- Task input
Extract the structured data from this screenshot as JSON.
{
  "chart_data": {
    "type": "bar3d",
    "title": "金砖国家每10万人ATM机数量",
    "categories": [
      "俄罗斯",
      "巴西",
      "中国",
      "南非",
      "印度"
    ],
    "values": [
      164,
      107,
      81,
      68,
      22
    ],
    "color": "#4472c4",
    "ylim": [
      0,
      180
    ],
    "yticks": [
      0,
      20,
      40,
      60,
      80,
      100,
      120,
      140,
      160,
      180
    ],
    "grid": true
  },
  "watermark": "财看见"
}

- What you have to do
Take the records above and return them exactly as written.

- Answer to this problem
Extract the structured data from this screenshot as JSON.
{
  "chart_data": {
    "type": "bar3d",
    "title": "金砖国家每10万人ATM机数量",
    "categories": [
      "俄罗斯",
      "巴西",
      "中国",
      "南非",
      "印度"
    ],
    "values": [
      164,
      107,
      81,
      68,
      22
    ],
    "color": "#4472c4",
    "ylim": [
      0,
      180
    ],
    "yticks": [
      0,
      20,
      40,
      60,
      80,
      100,
      120,
      140,
      160,
      180
    ],
    "grid": true
  },
  "watermark": "财看见"
}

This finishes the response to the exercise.